#### Records for the task

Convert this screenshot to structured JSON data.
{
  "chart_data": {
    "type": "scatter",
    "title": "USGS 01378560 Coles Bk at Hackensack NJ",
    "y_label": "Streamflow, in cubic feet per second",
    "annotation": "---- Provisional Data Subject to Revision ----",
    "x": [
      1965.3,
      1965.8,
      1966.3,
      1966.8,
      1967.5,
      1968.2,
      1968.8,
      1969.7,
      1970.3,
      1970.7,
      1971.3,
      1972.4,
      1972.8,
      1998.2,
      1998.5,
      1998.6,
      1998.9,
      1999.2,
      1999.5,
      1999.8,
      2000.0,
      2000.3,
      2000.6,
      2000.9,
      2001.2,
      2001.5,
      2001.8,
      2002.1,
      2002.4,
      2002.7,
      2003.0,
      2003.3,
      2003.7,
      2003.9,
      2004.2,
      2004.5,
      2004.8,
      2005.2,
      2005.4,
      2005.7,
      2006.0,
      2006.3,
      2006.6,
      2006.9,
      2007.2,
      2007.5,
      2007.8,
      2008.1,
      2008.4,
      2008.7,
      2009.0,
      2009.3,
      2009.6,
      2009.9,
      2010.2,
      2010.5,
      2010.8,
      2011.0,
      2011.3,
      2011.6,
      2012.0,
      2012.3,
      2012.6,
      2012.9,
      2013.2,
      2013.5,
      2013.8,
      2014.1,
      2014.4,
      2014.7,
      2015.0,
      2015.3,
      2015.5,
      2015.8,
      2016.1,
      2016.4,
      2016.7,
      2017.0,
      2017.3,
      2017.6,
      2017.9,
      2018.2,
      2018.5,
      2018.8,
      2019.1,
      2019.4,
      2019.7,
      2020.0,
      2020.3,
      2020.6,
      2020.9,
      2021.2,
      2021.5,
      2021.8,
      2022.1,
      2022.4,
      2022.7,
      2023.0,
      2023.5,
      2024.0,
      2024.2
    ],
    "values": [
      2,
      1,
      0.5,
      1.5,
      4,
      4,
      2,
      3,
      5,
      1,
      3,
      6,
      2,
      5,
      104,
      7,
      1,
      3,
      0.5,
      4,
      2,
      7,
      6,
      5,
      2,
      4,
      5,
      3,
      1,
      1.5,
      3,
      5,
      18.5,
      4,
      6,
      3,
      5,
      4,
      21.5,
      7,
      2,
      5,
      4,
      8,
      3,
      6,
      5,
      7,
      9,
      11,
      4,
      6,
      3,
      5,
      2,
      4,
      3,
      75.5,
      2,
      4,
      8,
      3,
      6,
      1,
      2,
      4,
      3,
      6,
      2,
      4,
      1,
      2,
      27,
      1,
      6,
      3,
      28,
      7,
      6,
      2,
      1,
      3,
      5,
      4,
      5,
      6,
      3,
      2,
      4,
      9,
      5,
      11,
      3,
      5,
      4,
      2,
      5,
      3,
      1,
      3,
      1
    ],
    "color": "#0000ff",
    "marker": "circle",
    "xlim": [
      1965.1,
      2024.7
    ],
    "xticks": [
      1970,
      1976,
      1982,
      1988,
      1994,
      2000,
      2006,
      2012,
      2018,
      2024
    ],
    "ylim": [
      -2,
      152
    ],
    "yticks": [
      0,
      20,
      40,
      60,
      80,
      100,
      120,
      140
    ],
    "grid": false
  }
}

########

Task: Exactly reproduce the material above.

Exercise result:
Convert this screenshot to structured JSON data.
{
  "chart_data": {
    "type": "scatter",
    "title": "USGS 01378560 Coles Bk at Hackensack NJ",
    "y_label": "Streamflow, in cubic feet per second",
    "annotation": "---- Provisional Data Subject to Revision ----",
    "x": [
      1965.3,
      1965.8,
      1966.3,
      1966.8,
      1967.5,
      1968.2,
      1968.8,
      1969.7,
      1970.3,
      1970.7,
      1971.3,
      1972.4,
      1972.8,
      1998.2,
      1998.5,
      1998.6,
      1998.9,
      1999.2,
      1999.5,
      1999.8,
      2000.0,
      2000.3,
      2000.6,
      2000.9,
      2001.2,
      2001.5,
      2001.8,
      2002.1,
      2002.4,
      2002.7,
      2003.0,
      2003.3,
      2003.7,
      2003.9,
      2004.2,
      2004.5,
      2004.8,
      2005.2,
      2005.4,
      2005.7,
      2006.0,
      2006.3,
      2006.6,
      2006.9,
      2007.2,
      2007.5,
      2007.8,
      2008.1,
      2008.4,
      2008.7,
      2009.0,
      2009.3,
      2009.6,
      2009.9,
      2010.2,
      2010.5,
      2010.8,
      2011.0,
      2011.3,
      2011.6,
      2012.0,
      2012.3,
      2012.6,
      2012.9,
      2013.2,
      2013.5,
      2013.8,
      2014.1,
      2014.4,
      2014.7,
      2015.0,
      2015.3,
      2015.5,
      2015.8,
      2016.1,
      2016.4,
      2016.7,
      2017.0,
      2017.3,
      2017.6,
      2017.9,
      2018.2,
      2018.5,
      2018.8,
      2019.1,
      2019.4,
      2019.7,
      2020.0,
      2020.3,
      2020.6,
      2020.9,
      2021.2,
      2021.5,
      2021.8,
      2022.1,
      2022.4,
      2022.7,
      2023.0,
      2023.5,
      2024.0,
      2024.2
    ],
    "values": [
      2,
      1,
      0.5,
      1.5,
      4,
      4,
      2,
      3,
      5,
      1,
      3,
      6,
      2,
      5,
      104,
      7,
      1,
      3,
      0.5,
      4,
      2,
      7,
      6,
      5,
      2,
      4,
      5,
      3,
      1,
      1.5,
      3,
      5,
      18.5,
      4,
      6,
      3,
      5,
      4,
      21.5,
      7,
      2,
      5,
      4,
      8,
      3,
      6,
      5,
      7,
      9,
      11,
      4,
      6,
      3,
      5,
      2,
      4,
      3,
      75.5,
      2,
      4,
      8,
      3,
      6,
      1,
      2,
      4,
      3,
      6,
      2,
      4,
      1,
      2,
      27,
      1,
      6,
      3,
      28,
      7,
      6,
      2,
      1,
      3,
      5,
      4,
      5,
      6,
      3,
      2,
      4,
      9,
      5,
      11,
      3,
      5,
      4,
      2,
      5,
      3,
      1,
      3,
      1
    ],
    "color": "#0000ff",
    "marker": "circle",
    "xlim": [
      1965.1,
      2024.7
    ],
    "xticks": [
      1970,
      1976,
      1982,
      1988,
      1994,
      2000,
      2006,
      2012,
      2018,
      2024
    ],
    "ylim": [
      -2,
      152
    ],
    "yticks": [
      0,
      20,
      40,
      60,
      80,
      100,
      120,
      140
    ],
    "grid": false
  }
}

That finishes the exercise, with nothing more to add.